_PROMPT_.
Reproduce the records below in full and exactly, without their images.

_DATA PROVIDED_.

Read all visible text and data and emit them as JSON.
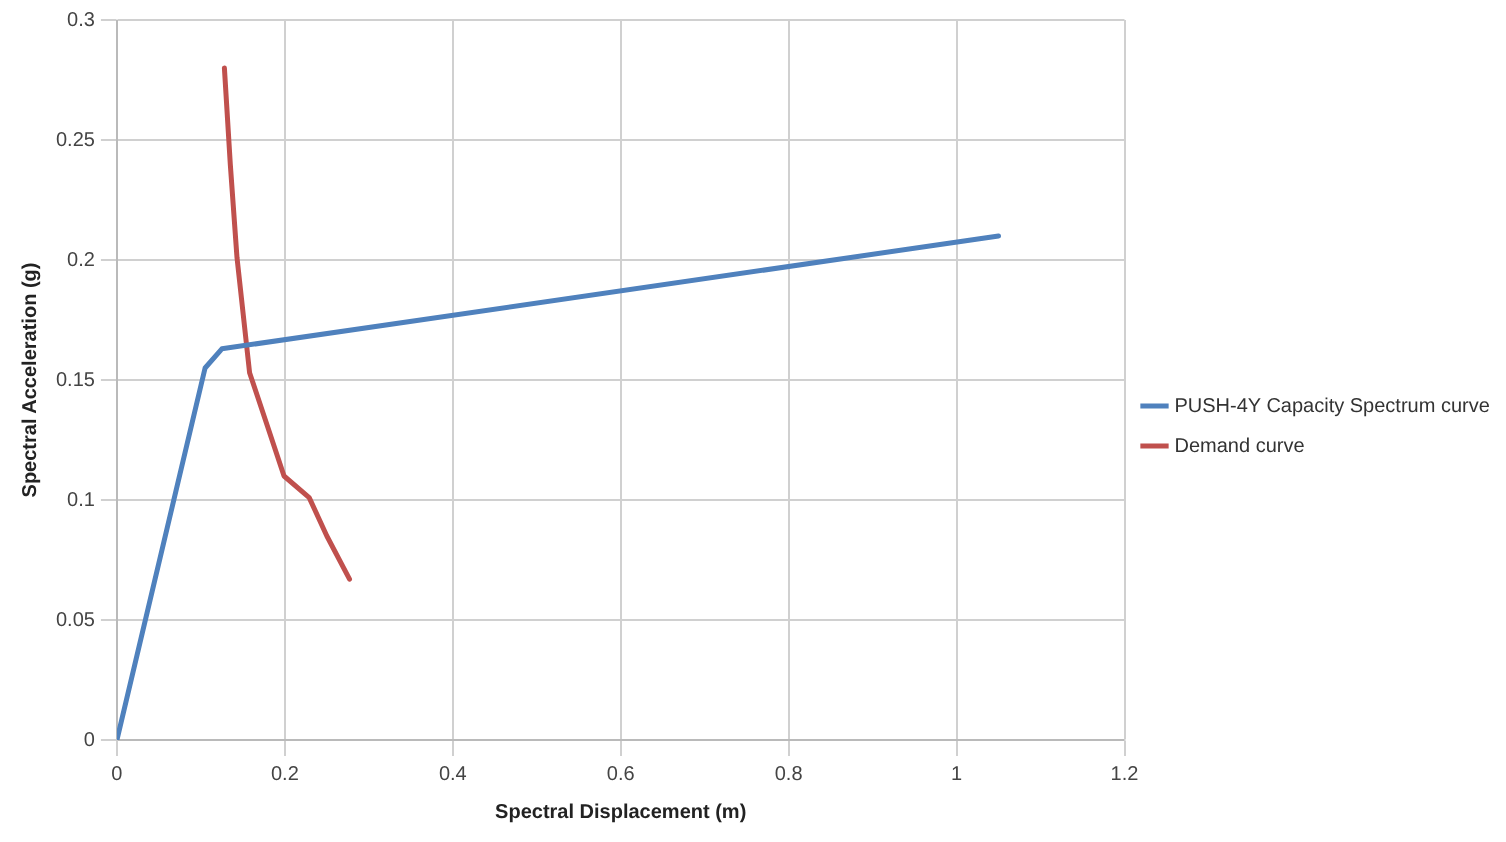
{
  "chart_data": {
    "type": "line",
    "xlabel": "Spectral Displacement (m)",
    "ylabel": "Spectral Acceleration (g)",
    "xlim": [
      0,
      1.2
    ],
    "xticks": [
      0,
      0.2,
      0.4,
      0.6,
      0.8,
      1,
      1.2
    ],
    "ylim": [
      0,
      0.3
    ],
    "yticks": [
      0,
      0.05,
      0.1,
      0.15,
      0.2,
      0.25,
      0.3
    ],
    "grid": true,
    "legend": "right",
    "marker": "none",
    "line_style": "solid",
    "series": [
      {
        "name": "PUSH-4Y Capacity Spectrum curve",
        "color": "#4f81bd",
        "x": [
          0,
          0.105,
          0.125,
          1.05
        ],
        "values": [
          0,
          0.155,
          0.163,
          0.21
        ]
      },
      {
        "name": "Demand curve",
        "color": "#c0504d",
        "x": [
          0.128,
          0.135,
          0.143,
          0.158,
          0.18,
          0.199,
          0.229,
          0.25,
          0.277
        ],
        "values": [
          0.28,
          0.24,
          0.201,
          0.153,
          0.13,
          0.11,
          0.101,
          0.085,
          0.067
        ]
      }
    ]
  }
}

_ANSWER FOR THIS EXERCISE_.
Read all visible text and data and emit them as JSON.
{
  "chart_data": {
    "type": "line",
    "xlabel": "Spectral Displacement (m)",
    "ylabel": "Spectral Acceleration (g)",
    "xlim": [
      0,
      1.2
    ],
    "xticks": [
      0,
      0.2,
      0.4,
      0.6,
      0.8,
      1,
      1.2
    ],
    "ylim": [
      0,
      0.3
    ],
    "yticks": [
      0,
      0.05,
      0.1,
      0.15,
      0.2,
      0.25,
      0.3
    ],
    "grid": true,
    "legend": "right",
    "marker": "none",
    "line_style": "solid",
    "series": [
      {
        "name": "PUSH-4Y Capacity Spectrum curve",
        "color": "#4f81bd",
        "x": [
          0,
          0.105,
          0.125,
          1.05
        ],
        "values": [
          0,
          0.155,
          0.163,
          0.21
        ]
      },
      {
        "name": "Demand curve",
        "color": "#c0504d",
        "x": [
          0.128,
          0.135,
          0.143,
          0.158,
          0.18,
          0.199,
          0.229,
          0.25,
          0.277
        ],
        "values": [
          0.28,
          0.24,
          0.201,
          0.153,
          0.13,
          0.11,
          0.101,
          0.085,
          0.067
        ]
      }
    ]
  }
}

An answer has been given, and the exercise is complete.